§ TASK GOAL: Make an exact copy of the data below, leaving out every picture.

§ MATERIAL FOR THIS TASK:
******************************
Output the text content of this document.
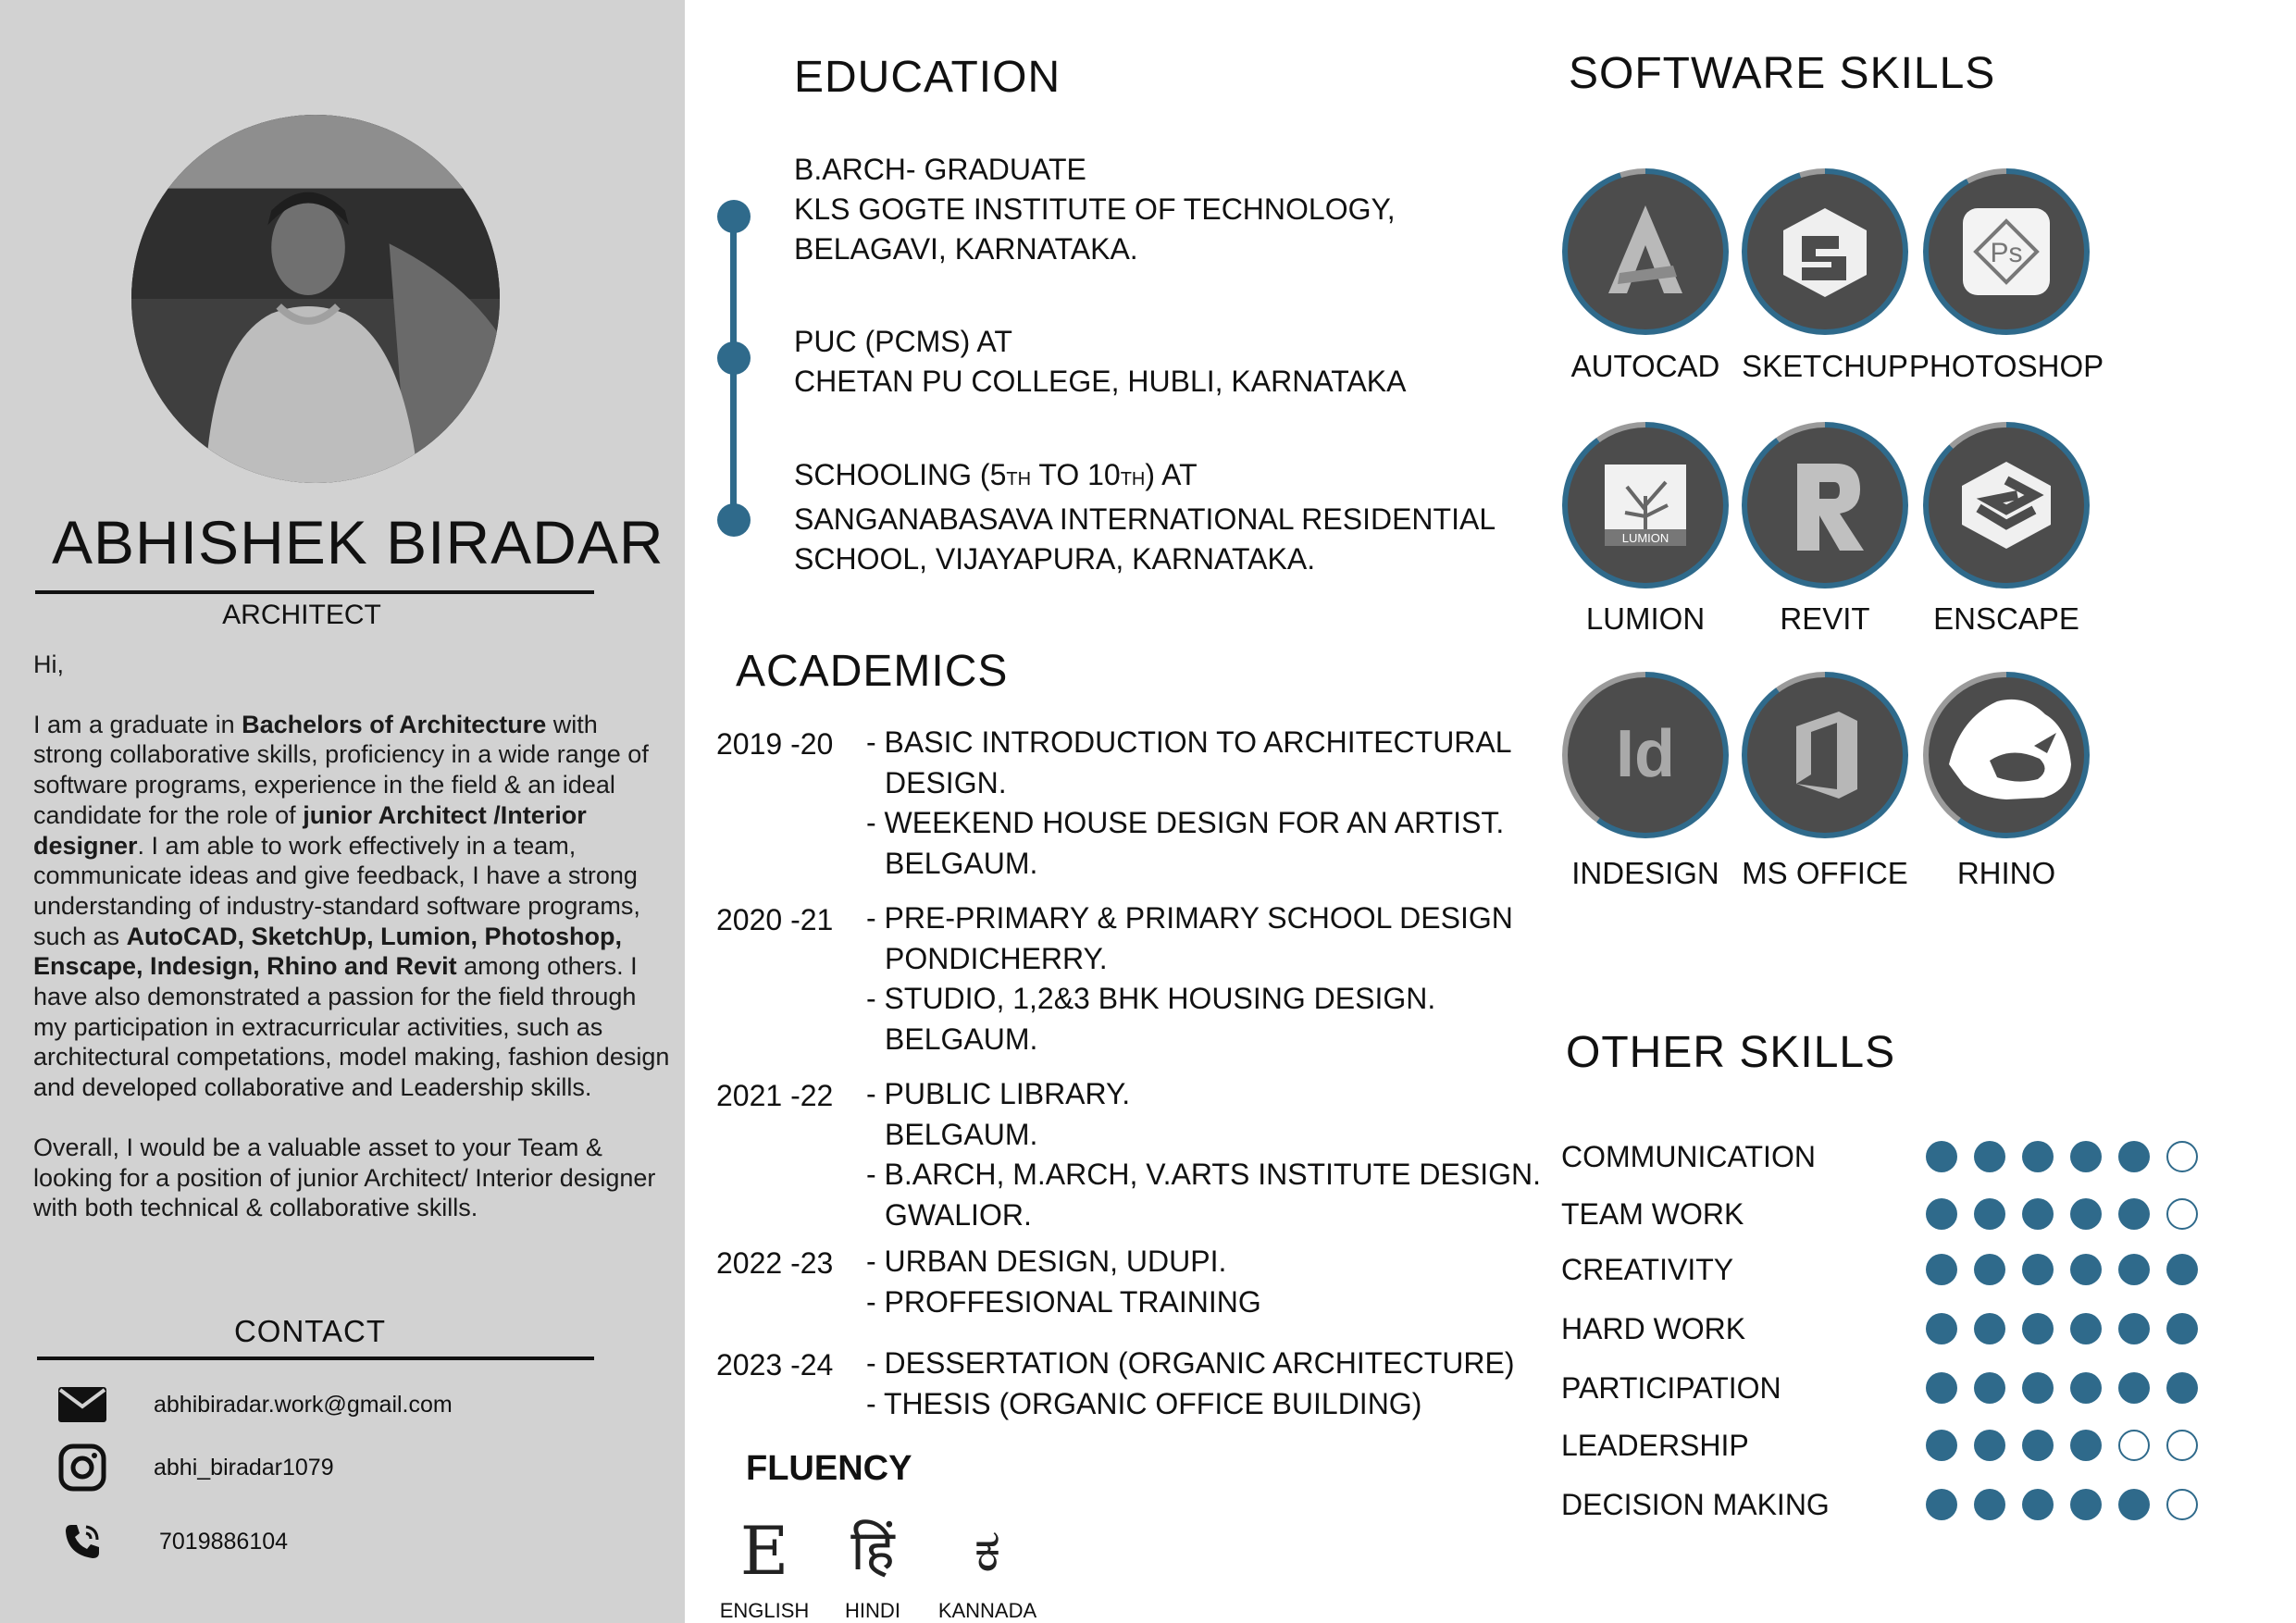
ABHISHEK BIRADAR
ARCHITECT

Hi,

I am a graduate in Bachelors of Architecture with strong collaborative skills, proficiency in a wide range of software programs, experience in the field & an ideal candidate for the role of junior Architect /Interior designer. I am able to work effectively in a team, communicate ideas and give feedback, I have a strong understanding of industry-standard software programs, such as AutoCAD, SketchUp, Lumion, Photoshop, Enscape, Indesign, Rhino and Revit among others. I have also demonstrated a passion for the field through my participation in extracurricular activities, such as architectural competations, model making, fashion design and developed collaborative and Leadership skills.

Overall, I would be a valuable asset to your Team & looking for a position of junior Architect/ Interior designer with both technical & collaborative skills.

CONTACT
abhibiradar.work@gmail.com
abhi_biradar1079
7019886104
EDUCATION
B.ARCH- GRADUATE
KLS GOGTE INSTITUTE OF TECHNOLOGY,
BELAGAVI, KARNATAKA.
PUC (PCMS) AT
CHETAN PU COLLEGE, HUBLI, KARNATAKA
SCHOOLING (5TH TO 10TH) AT
SANGANABASAVA INTERNATIONAL RESIDENTIAL
SCHOOL, VIJAYAPURA, KARNATAKA.
ACADEMICS
2019 -20 - BASIC INTRODUCTION TO ARCHITECTURAL
DESIGN.
- WEEKEND HOUSE DESIGN FOR AN ARTIST.
BELGAUM.
2020 -21 - PRE-PRIMARY & PRIMARY SCHOOL DESIGN
PONDICHERRY.
- STUDIO, 1,2&3 BHK HOUSING DESIGN.
BELGAUM.
2021 -22 - PUBLIC LIBRARY.
BELGAUM.
- B.ARCH, M.ARCH, V.ARTS INSTITUTE DESIGN.
GWALIOR.
2022 -23 - URBAN DESIGN, UDUPI.
- PROFFESIONAL TRAINING
2023 -24 - DESSERTATION (ORGANIC ARCHITECTURE)
- THESIS (ORGANIC OFFICE BUILDING)
FLUENCY
E
ENGLISH
हिं
HINDI
ಕ
KANNADA
SOFTWARE SKILLS
AUTOCAD SKETCHUP
Ps
PHOTOSHOP
LUMION
LUMION	REVIT	ENSCAPE
Id
INDESIGN MS OFFICE	RHINO
OTHER SKILLS
COMMUNICATION
TEAM WORK
CREATIVITY
HARD WORK
PARTICIPATION
LEADERSHIP
DECISION MAKING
******************************
§ FULL RESPONSE:
Output the text content of this document.
ABHISHEK BIRADAR
ARCHITECT

Hi,

I am a graduate in Bachelors of Architecture with strong collaborative skills, proficiency in a wide range of software programs, experience in the field & an ideal candidate for the role of junior Architect /Interior designer. I am able to work effectively in a team, communicate ideas and give feedback, I have a strong understanding of industry-standard software programs, such as AutoCAD, SketchUp, Lumion, Photoshop, Enscape, Indesign, Rhino and Revit among others. I have also demonstrated a passion for the field through my participation in extracurricular activities, such as architectural competations, model making, fashion design and developed collaborative and Leadership skills.

Overall, I would be a valuable asset to your Team & looking for a position of junior Architect/ Interior designer with both technical & collaborative skills.

CONTACT
abhibiradar.work@gmail.com
abhi_biradar1079
7019886104
EDUCATION
B.ARCH- GRADUATE
KLS GOGTE INSTITUTE OF TECHNOLOGY,
BELAGAVI, KARNATAKA.
PUC (PCMS) AT
CHETAN PU COLLEGE, HUBLI, KARNATAKA
SCHOOLING (5TH TO 10TH) AT
SANGANABASAVA INTERNATIONAL RESIDENTIAL
SCHOOL, VIJAYAPURA, KARNATAKA.
ACADEMICS
2019 -20 - BASIC INTRODUCTION TO ARCHITECTURAL
DESIGN.
- WEEKEND HOUSE DESIGN FOR AN ARTIST.
BELGAUM.
2020 -21 - PRE-PRIMARY & PRIMARY SCHOOL DESIGN
PONDICHERRY.
- STUDIO, 1,2&3 BHK HOUSING DESIGN.
BELGAUM.
2021 -22 - PUBLIC LIBRARY.
BELGAUM.
- B.ARCH, M.ARCH, V.ARTS INSTITUTE DESIGN.
GWALIOR.
2022 -23 - URBAN DESIGN, UDUPI.
- PROFFESIONAL TRAINING
2023 -24 - DESSERTATION (ORGANIC ARCHITECTURE)
- THESIS (ORGANIC OFFICE BUILDING)
FLUENCY
E
ENGLISH
हिं
HINDI
ಕ
KANNADA
SOFTWARE SKILLS
AUTOCAD SKETCHUP
Ps
PHOTOSHOP
LUMION
LUMION	REVIT	ENSCAPE
Id
INDESIGN MS OFFICE	RHINO
OTHER SKILLS
COMMUNICATION
TEAM WORK
CREATIVITY
HARD WORK
PARTICIPATION
LEADERSHIP
DECISION MAKING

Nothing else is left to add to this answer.